▶ _Figure record listings_
● ● ● ●
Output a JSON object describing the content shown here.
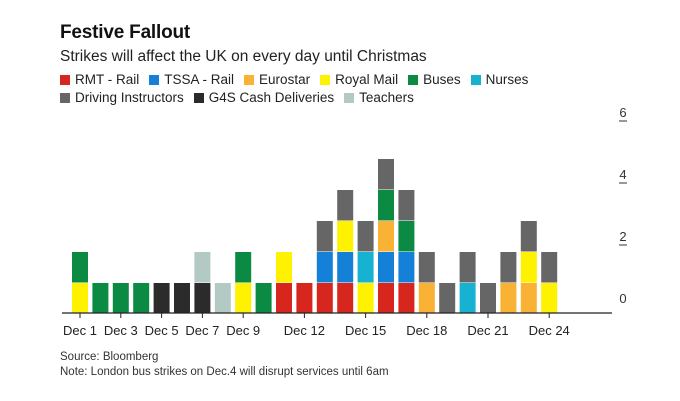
{
  "chart_data": {
    "type": "bar",
    "stacked": true,
    "title": "Festive Fallout",
    "subtitle": "Strikes will affect the UK on every day until Christmas",
    "xlabel": "",
    "ylabel": "",
    "ylim": [
      0,
      6
    ],
    "yticks": [
      0,
      2,
      4,
      6
    ],
    "y_axis_position": "right",
    "legend_position": "top-left",
    "grid": false,
    "categories": [
      "Dec 1",
      "Dec 2",
      "Dec 3",
      "Dec 4",
      "Dec 5",
      "Dec 6",
      "Dec 7",
      "Dec 8",
      "Dec 9",
      "Dec 10",
      "Dec 11",
      "Dec 12",
      "Dec 13",
      "Dec 14",
      "Dec 15",
      "Dec 16",
      "Dec 17",
      "Dec 18",
      "Dec 19",
      "Dec 20",
      "Dec 21",
      "Dec 22",
      "Dec 23",
      "Dec 24"
    ],
    "xtick_labels": [
      {
        "index": 0,
        "label": "Dec 1"
      },
      {
        "index": 2,
        "label": "Dec 3"
      },
      {
        "index": 4,
        "label": "Dec 5"
      },
      {
        "index": 6,
        "label": "Dec 7"
      },
      {
        "index": 8,
        "label": "Dec 9"
      },
      {
        "index": 11,
        "label": "Dec 12"
      },
      {
        "index": 14,
        "label": "Dec 15"
      },
      {
        "index": 17,
        "label": "Dec 18"
      },
      {
        "index": 20,
        "label": "Dec 21"
      },
      {
        "index": 23,
        "label": "Dec 24"
      }
    ],
    "series": [
      {
        "name": "RMT - Rail",
        "color": "#d7261e",
        "values": [
          0,
          0,
          0,
          0,
          0,
          0,
          0,
          0,
          0,
          0,
          1,
          1,
          1,
          1,
          0,
          1,
          1,
          0,
          0,
          0,
          0,
          0,
          0,
          0
        ]
      },
      {
        "name": "TSSA - Rail",
        "color": "#1580d8",
        "values": [
          0,
          0,
          0,
          0,
          0,
          0,
          0,
          0,
          0,
          0,
          0,
          0,
          1,
          1,
          0,
          1,
          1,
          0,
          0,
          0,
          0,
          0,
          0,
          0
        ]
      },
      {
        "name": "Eurostar",
        "color": "#f9b233",
        "values": [
          0,
          0,
          0,
          0,
          0,
          0,
          0,
          0,
          0,
          0,
          0,
          0,
          0,
          0,
          0,
          1,
          0,
          1,
          0,
          0,
          0,
          1,
          1,
          0
        ]
      },
      {
        "name": "Royal Mail",
        "color": "#fff200",
        "values": [
          1,
          0,
          0,
          0,
          0,
          0,
          0,
          0,
          1,
          0,
          1,
          0,
          0,
          1,
          1,
          0,
          0,
          0,
          0,
          0,
          0,
          0,
          1,
          1
        ]
      },
      {
        "name": "Buses",
        "color": "#0a8a43",
        "values": [
          1,
          1,
          1,
          1,
          0,
          0,
          0,
          0,
          1,
          1,
          0,
          0,
          0,
          0,
          0,
          1,
          1,
          0,
          0,
          0,
          0,
          0,
          0,
          0
        ]
      },
      {
        "name": "Nurses",
        "color": "#17b1d1",
        "values": [
          0,
          0,
          0,
          0,
          0,
          0,
          0,
          0,
          0,
          0,
          0,
          0,
          0,
          0,
          1,
          0,
          0,
          0,
          0,
          1,
          0,
          0,
          0,
          0
        ]
      },
      {
        "name": "Driving Instructors",
        "color": "#666666",
        "values": [
          0,
          0,
          0,
          0,
          0,
          0,
          0,
          0,
          0,
          0,
          0,
          0,
          1,
          1,
          1,
          1,
          1,
          1,
          1,
          1,
          1,
          1,
          1,
          1
        ]
      },
      {
        "name": "G4S Cash Deliveries",
        "color": "#2b2b2b",
        "values": [
          0,
          0,
          0,
          0,
          1,
          1,
          1,
          0,
          0,
          0,
          0,
          0,
          0,
          0,
          0,
          0,
          0,
          0,
          0,
          0,
          0,
          0,
          0,
          0
        ]
      },
      {
        "name": "Teachers",
        "color": "#b3c9c4",
        "values": [
          0,
          0,
          0,
          0,
          0,
          0,
          1,
          1,
          0,
          0,
          0,
          0,
          0,
          0,
          0,
          0,
          0,
          0,
          0,
          0,
          0,
          0,
          0,
          0
        ]
      }
    ],
    "stack_order_bottom_to_top": [
      [
        "Royal Mail",
        "Buses"
      ],
      [
        "Buses"
      ],
      [
        "Buses"
      ],
      [
        "Buses"
      ],
      [
        "G4S Cash Deliveries"
      ],
      [
        "G4S Cash Deliveries"
      ],
      [
        "G4S Cash Deliveries",
        "Teachers"
      ],
      [
        "Teachers"
      ],
      [
        "Royal Mail",
        "Buses"
      ],
      [
        "Buses"
      ],
      [
        "RMT - Rail",
        "Royal Mail"
      ],
      [
        "RMT - Rail"
      ],
      [
        "RMT - Rail",
        "TSSA - Rail",
        "Driving Instructors"
      ],
      [
        "RMT - Rail",
        "TSSA - Rail",
        "Royal Mail",
        "Driving Instructors"
      ],
      [
        "Royal Mail",
        "Nurses",
        "Driving Instructors"
      ],
      [
        "RMT - Rail",
        "TSSA - Rail",
        "Eurostar",
        "Buses",
        "Driving Instructors"
      ],
      [
        "RMT - Rail",
        "TSSA - Rail",
        "Buses",
        "Driving Instructors"
      ],
      [
        "Eurostar",
        "Driving Instructors"
      ],
      [
        "Driving Instructors"
      ],
      [
        "Nurses",
        "Driving Instructors"
      ],
      [
        "Driving Instructors"
      ],
      [
        "Eurostar",
        "Driving Instructors"
      ],
      [
        "Eurostar",
        "Royal Mail",
        "Driving Instructors"
      ],
      [
        "Royal Mail",
        "Driving Instructors"
      ]
    ]
  },
  "legend": {
    "rows": [
      [
        {
          "label": "RMT - Rail",
          "color": "#d7261e"
        },
        {
          "label": "TSSA - Rail",
          "color": "#1580d8"
        },
        {
          "label": "Eurostar",
          "color": "#f9b233"
        },
        {
          "label": "Royal Mail",
          "color": "#fff200"
        },
        {
          "label": "Buses",
          "color": "#0a8a43"
        },
        {
          "label": "Nurses",
          "color": "#17b1d1"
        }
      ],
      [
        {
          "label": "Driving Instructors",
          "color": "#666666"
        },
        {
          "label": "G4S Cash Deliveries",
          "color": "#2b2b2b"
        },
        {
          "label": "Teachers",
          "color": "#b3c9c4"
        }
      ]
    ]
  },
  "footer": {
    "source": "Source: Bloomberg",
    "note": "Note: London bus strikes on Dec.4 will disrupt services until 6am"
  }
}
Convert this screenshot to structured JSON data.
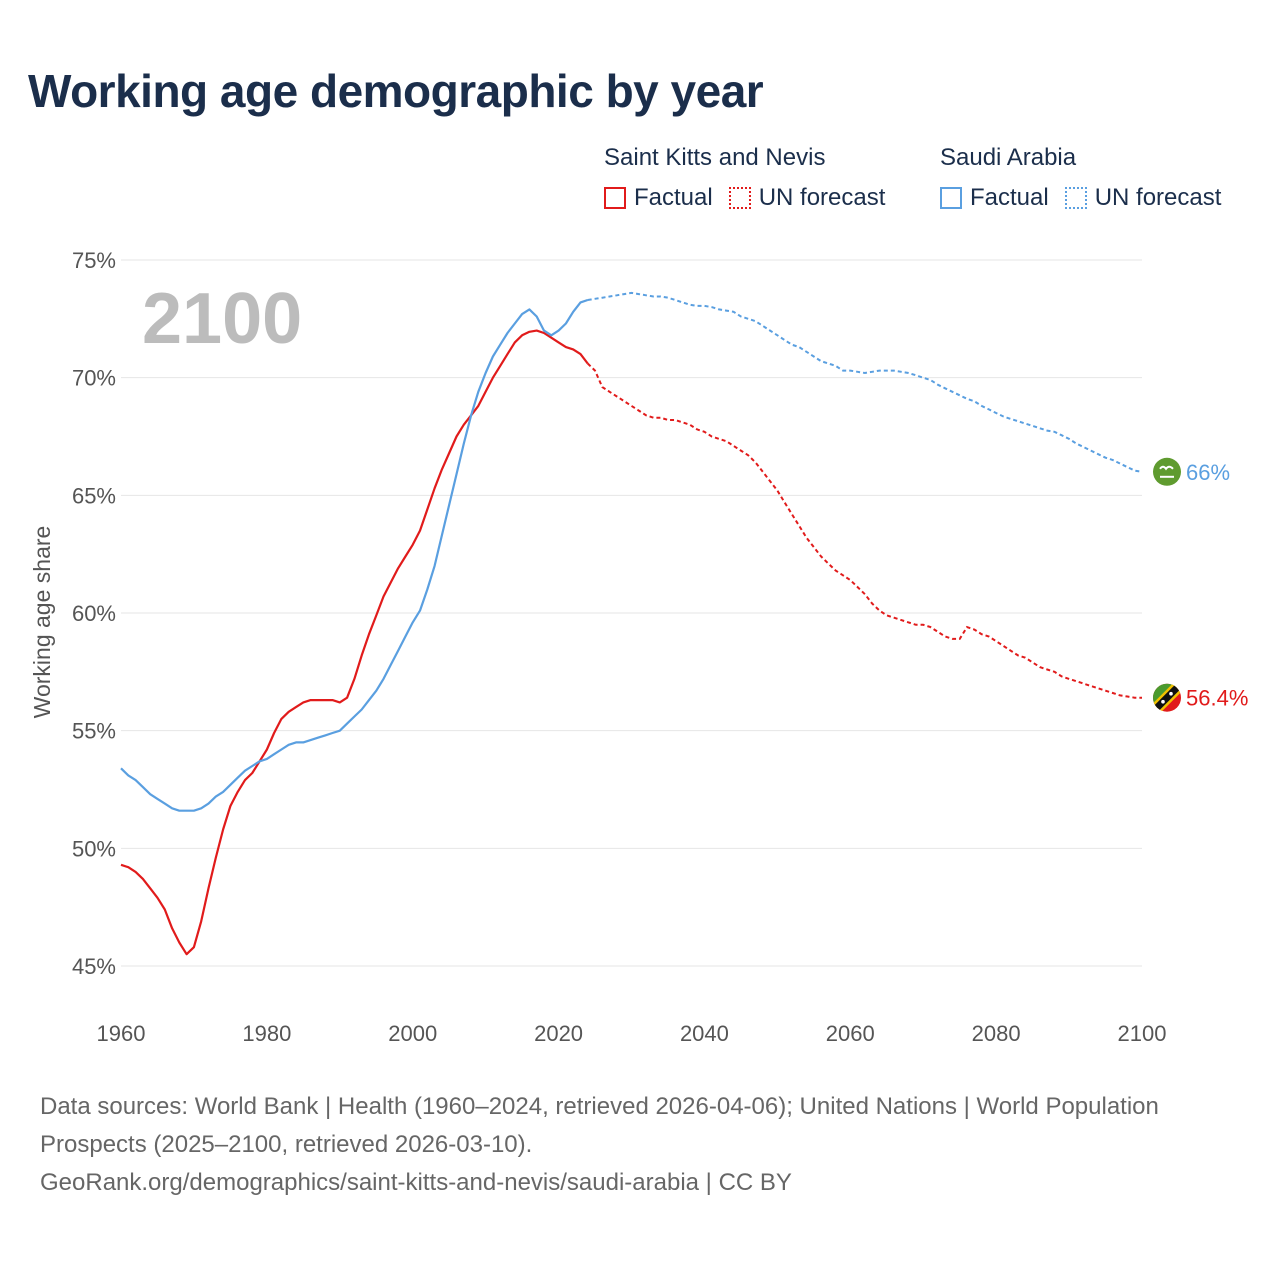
{
  "chart_data": {
    "type": "line",
    "title": "Working age demographic by year",
    "year_watermark": "2100",
    "ylabel": "Working age share",
    "xlabel": "",
    "xlim": [
      1960,
      2100
    ],
    "ylim": [
      45,
      75
    ],
    "x_ticks": [
      1960,
      1980,
      2000,
      2020,
      2040,
      2060,
      2080,
      2100
    ],
    "y_ticks": [
      45,
      50,
      55,
      60,
      65,
      70,
      75
    ],
    "y_tick_suffix": "%",
    "forecast_start": 2024,
    "series": [
      {
        "name": "Saint Kitts and Nevis",
        "color": "#e11b1b",
        "end_label": "56.4%",
        "flag_icon": "saint-kitts-and-nevis-flag-icon",
        "points": [
          [
            1960,
            49.3
          ],
          [
            1961,
            49.2
          ],
          [
            1962,
            49.0
          ],
          [
            1963,
            48.7
          ],
          [
            1964,
            48.3
          ],
          [
            1965,
            47.9
          ],
          [
            1966,
            47.4
          ],
          [
            1967,
            46.6
          ],
          [
            1968,
            46.0
          ],
          [
            1969,
            45.5
          ],
          [
            1970,
            45.8
          ],
          [
            1971,
            46.9
          ],
          [
            1972,
            48.3
          ],
          [
            1973,
            49.6
          ],
          [
            1974,
            50.8
          ],
          [
            1975,
            51.8
          ],
          [
            1976,
            52.4
          ],
          [
            1977,
            52.9
          ],
          [
            1978,
            53.2
          ],
          [
            1979,
            53.7
          ],
          [
            1980,
            54.2
          ],
          [
            1981,
            54.9
          ],
          [
            1982,
            55.5
          ],
          [
            1983,
            55.8
          ],
          [
            1984,
            56.0
          ],
          [
            1985,
            56.2
          ],
          [
            1986,
            56.3
          ],
          [
            1987,
            56.3
          ],
          [
            1988,
            56.3
          ],
          [
            1989,
            56.3
          ],
          [
            1990,
            56.2
          ],
          [
            1991,
            56.4
          ],
          [
            1992,
            57.2
          ],
          [
            1993,
            58.2
          ],
          [
            1994,
            59.1
          ],
          [
            1995,
            59.9
          ],
          [
            1996,
            60.7
          ],
          [
            1997,
            61.3
          ],
          [
            1998,
            61.9
          ],
          [
            1999,
            62.4
          ],
          [
            2000,
            62.9
          ],
          [
            2001,
            63.5
          ],
          [
            2002,
            64.4
          ],
          [
            2003,
            65.3
          ],
          [
            2004,
            66.1
          ],
          [
            2005,
            66.8
          ],
          [
            2006,
            67.5
          ],
          [
            2007,
            68.0
          ],
          [
            2008,
            68.4
          ],
          [
            2009,
            68.8
          ],
          [
            2010,
            69.4
          ],
          [
            2011,
            70.0
          ],
          [
            2012,
            70.5
          ],
          [
            2013,
            71.0
          ],
          [
            2014,
            71.5
          ],
          [
            2015,
            71.8
          ],
          [
            2016,
            71.95
          ],
          [
            2017,
            72.0
          ],
          [
            2018,
            71.9
          ],
          [
            2019,
            71.7
          ],
          [
            2020,
            71.5
          ],
          [
            2021,
            71.3
          ],
          [
            2022,
            71.2
          ],
          [
            2023,
            71.0
          ],
          [
            2024,
            70.6
          ],
          [
            2025,
            70.3
          ],
          [
            2026,
            69.6
          ],
          [
            2027,
            69.4
          ],
          [
            2028,
            69.2
          ],
          [
            2029,
            69.0
          ],
          [
            2030,
            68.8
          ],
          [
            2031,
            68.6
          ],
          [
            2032,
            68.4
          ],
          [
            2033,
            68.3
          ],
          [
            2034,
            68.3
          ],
          [
            2035,
            68.2
          ],
          [
            2036,
            68.2
          ],
          [
            2037,
            68.1
          ],
          [
            2038,
            68.0
          ],
          [
            2039,
            67.8
          ],
          [
            2040,
            67.7
          ],
          [
            2041,
            67.5
          ],
          [
            2042,
            67.4
          ],
          [
            2043,
            67.3
          ],
          [
            2044,
            67.1
          ],
          [
            2045,
            66.9
          ],
          [
            2046,
            66.7
          ],
          [
            2047,
            66.4
          ],
          [
            2048,
            66.0
          ],
          [
            2049,
            65.6
          ],
          [
            2050,
            65.2
          ],
          [
            2051,
            64.7
          ],
          [
            2052,
            64.2
          ],
          [
            2053,
            63.7
          ],
          [
            2054,
            63.2
          ],
          [
            2055,
            62.8
          ],
          [
            2056,
            62.4
          ],
          [
            2057,
            62.1
          ],
          [
            2058,
            61.8
          ],
          [
            2059,
            61.6
          ],
          [
            2060,
            61.4
          ],
          [
            2061,
            61.1
          ],
          [
            2062,
            60.8
          ],
          [
            2063,
            60.4
          ],
          [
            2064,
            60.1
          ],
          [
            2065,
            59.9
          ],
          [
            2066,
            59.8
          ],
          [
            2067,
            59.7
          ],
          [
            2068,
            59.6
          ],
          [
            2069,
            59.5
          ],
          [
            2070,
            59.5
          ],
          [
            2071,
            59.4
          ],
          [
            2072,
            59.2
          ],
          [
            2073,
            59.0
          ],
          [
            2074,
            58.9
          ],
          [
            2075,
            58.9
          ],
          [
            2076,
            59.4
          ],
          [
            2077,
            59.3
          ],
          [
            2078,
            59.1
          ],
          [
            2079,
            59.0
          ],
          [
            2080,
            58.8
          ],
          [
            2081,
            58.6
          ],
          [
            2082,
            58.4
          ],
          [
            2083,
            58.2
          ],
          [
            2084,
            58.1
          ],
          [
            2085,
            57.9
          ],
          [
            2086,
            57.7
          ],
          [
            2087,
            57.6
          ],
          [
            2088,
            57.5
          ],
          [
            2089,
            57.3
          ],
          [
            2090,
            57.2
          ],
          [
            2091,
            57.1
          ],
          [
            2092,
            57.0
          ],
          [
            2093,
            56.9
          ],
          [
            2094,
            56.8
          ],
          [
            2095,
            56.7
          ],
          [
            2096,
            56.6
          ],
          [
            2097,
            56.5
          ],
          [
            2098,
            56.45
          ],
          [
            2099,
            56.4
          ],
          [
            2100,
            56.4
          ]
        ]
      },
      {
        "name": "Saudi Arabia",
        "color": "#5a9fe0",
        "end_label": "66%",
        "flag_icon": "saudi-arabia-flag-icon",
        "points": [
          [
            1960,
            53.4
          ],
          [
            1961,
            53.1
          ],
          [
            1962,
            52.9
          ],
          [
            1963,
            52.6
          ],
          [
            1964,
            52.3
          ],
          [
            1965,
            52.1
          ],
          [
            1966,
            51.9
          ],
          [
            1967,
            51.7
          ],
          [
            1968,
            51.6
          ],
          [
            1969,
            51.6
          ],
          [
            1970,
            51.6
          ],
          [
            1971,
            51.7
          ],
          [
            1972,
            51.9
          ],
          [
            1973,
            52.2
          ],
          [
            1974,
            52.4
          ],
          [
            1975,
            52.7
          ],
          [
            1976,
            53.0
          ],
          [
            1977,
            53.3
          ],
          [
            1978,
            53.5
          ],
          [
            1979,
            53.7
          ],
          [
            1980,
            53.8
          ],
          [
            1981,
            54.0
          ],
          [
            1982,
            54.2
          ],
          [
            1983,
            54.4
          ],
          [
            1984,
            54.5
          ],
          [
            1985,
            54.5
          ],
          [
            1986,
            54.6
          ],
          [
            1987,
            54.7
          ],
          [
            1988,
            54.8
          ],
          [
            1989,
            54.9
          ],
          [
            1990,
            55.0
          ],
          [
            1991,
            55.3
          ],
          [
            1992,
            55.6
          ],
          [
            1993,
            55.9
          ],
          [
            1994,
            56.3
          ],
          [
            1995,
            56.7
          ],
          [
            1996,
            57.2
          ],
          [
            1997,
            57.8
          ],
          [
            1998,
            58.4
          ],
          [
            1999,
            59.0
          ],
          [
            2000,
            59.6
          ],
          [
            2001,
            60.1
          ],
          [
            2002,
            61.0
          ],
          [
            2003,
            62.0
          ],
          [
            2004,
            63.3
          ],
          [
            2005,
            64.6
          ],
          [
            2006,
            65.9
          ],
          [
            2007,
            67.2
          ],
          [
            2008,
            68.4
          ],
          [
            2009,
            69.4
          ],
          [
            2010,
            70.2
          ],
          [
            2011,
            70.9
          ],
          [
            2012,
            71.4
          ],
          [
            2013,
            71.9
          ],
          [
            2014,
            72.3
          ],
          [
            2015,
            72.7
          ],
          [
            2016,
            72.9
          ],
          [
            2017,
            72.6
          ],
          [
            2018,
            72.0
          ],
          [
            2019,
            71.8
          ],
          [
            2020,
            72.0
          ],
          [
            2021,
            72.3
          ],
          [
            2022,
            72.8
          ],
          [
            2023,
            73.2
          ],
          [
            2024,
            73.3
          ],
          [
            2025,
            73.35
          ],
          [
            2026,
            73.4
          ],
          [
            2027,
            73.45
          ],
          [
            2028,
            73.5
          ],
          [
            2029,
            73.55
          ],
          [
            2030,
            73.6
          ],
          [
            2031,
            73.55
          ],
          [
            2032,
            73.5
          ],
          [
            2033,
            73.45
          ],
          [
            2034,
            73.45
          ],
          [
            2035,
            73.4
          ],
          [
            2036,
            73.3
          ],
          [
            2037,
            73.2
          ],
          [
            2038,
            73.1
          ],
          [
            2039,
            73.05
          ],
          [
            2040,
            73.05
          ],
          [
            2041,
            73.0
          ],
          [
            2042,
            72.9
          ],
          [
            2043,
            72.85
          ],
          [
            2044,
            72.8
          ],
          [
            2045,
            72.6
          ],
          [
            2046,
            72.5
          ],
          [
            2047,
            72.4
          ],
          [
            2048,
            72.2
          ],
          [
            2049,
            72.0
          ],
          [
            2050,
            71.8
          ],
          [
            2051,
            71.6
          ],
          [
            2052,
            71.4
          ],
          [
            2053,
            71.3
          ],
          [
            2054,
            71.1
          ],
          [
            2055,
            70.9
          ],
          [
            2056,
            70.7
          ],
          [
            2057,
            70.6
          ],
          [
            2058,
            70.5
          ],
          [
            2059,
            70.3
          ],
          [
            2060,
            70.3
          ],
          [
            2061,
            70.25
          ],
          [
            2062,
            70.2
          ],
          [
            2063,
            70.25
          ],
          [
            2064,
            70.3
          ],
          [
            2065,
            70.3
          ],
          [
            2066,
            70.3
          ],
          [
            2067,
            70.25
          ],
          [
            2068,
            70.2
          ],
          [
            2069,
            70.1
          ],
          [
            2070,
            70.0
          ],
          [
            2071,
            69.9
          ],
          [
            2072,
            69.7
          ],
          [
            2073,
            69.55
          ],
          [
            2074,
            69.4
          ],
          [
            2075,
            69.25
          ],
          [
            2076,
            69.1
          ],
          [
            2077,
            69.0
          ],
          [
            2078,
            68.8
          ],
          [
            2079,
            68.65
          ],
          [
            2080,
            68.5
          ],
          [
            2081,
            68.35
          ],
          [
            2082,
            68.25
          ],
          [
            2083,
            68.15
          ],
          [
            2084,
            68.05
          ],
          [
            2085,
            67.95
          ],
          [
            2086,
            67.85
          ],
          [
            2087,
            67.75
          ],
          [
            2088,
            67.7
          ],
          [
            2089,
            67.55
          ],
          [
            2090,
            67.4
          ],
          [
            2091,
            67.2
          ],
          [
            2092,
            67.05
          ],
          [
            2093,
            66.9
          ],
          [
            2094,
            66.75
          ],
          [
            2095,
            66.6
          ],
          [
            2096,
            66.5
          ],
          [
            2097,
            66.35
          ],
          [
            2098,
            66.2
          ],
          [
            2099,
            66.05
          ],
          [
            2100,
            66.0
          ]
        ]
      }
    ]
  },
  "legend": {
    "groups": [
      {
        "country": "Saint Kitts and Nevis",
        "color": "#e11b1b",
        "factual_label": "Factual",
        "forecast_label": "UN forecast"
      },
      {
        "country": "Saudi Arabia",
        "color": "#5a9fe0",
        "factual_label": "Factual",
        "forecast_label": "UN forecast"
      }
    ]
  },
  "footer": {
    "sources": "Data sources: World Bank | Health (1960–2024, retrieved 2026-04-06); United Nations | World Population Prospects (2025–2100, retrieved 2026-03-10).",
    "credit": "GeoRank.org/demographics/saint-kitts-and-nevis/saudi-arabia | CC BY"
  }
}
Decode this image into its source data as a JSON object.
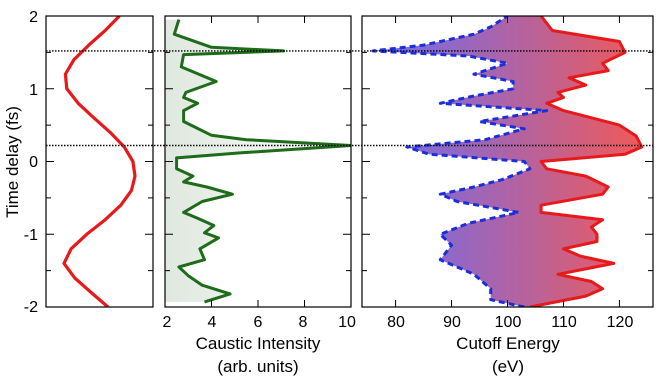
● ● ● ●
▶ _PROMPT_
Search the records above for "Cash". Copy each line where it is found.

▶ _CORRECT ANSWER_
        "name": "G4S Cash Deliveries",
        "G4S Cash Deliveries"
        "G4S Cash Deliveries"
        "G4S Cash Deliveries",
          "label": "G4S Cash Deliveries",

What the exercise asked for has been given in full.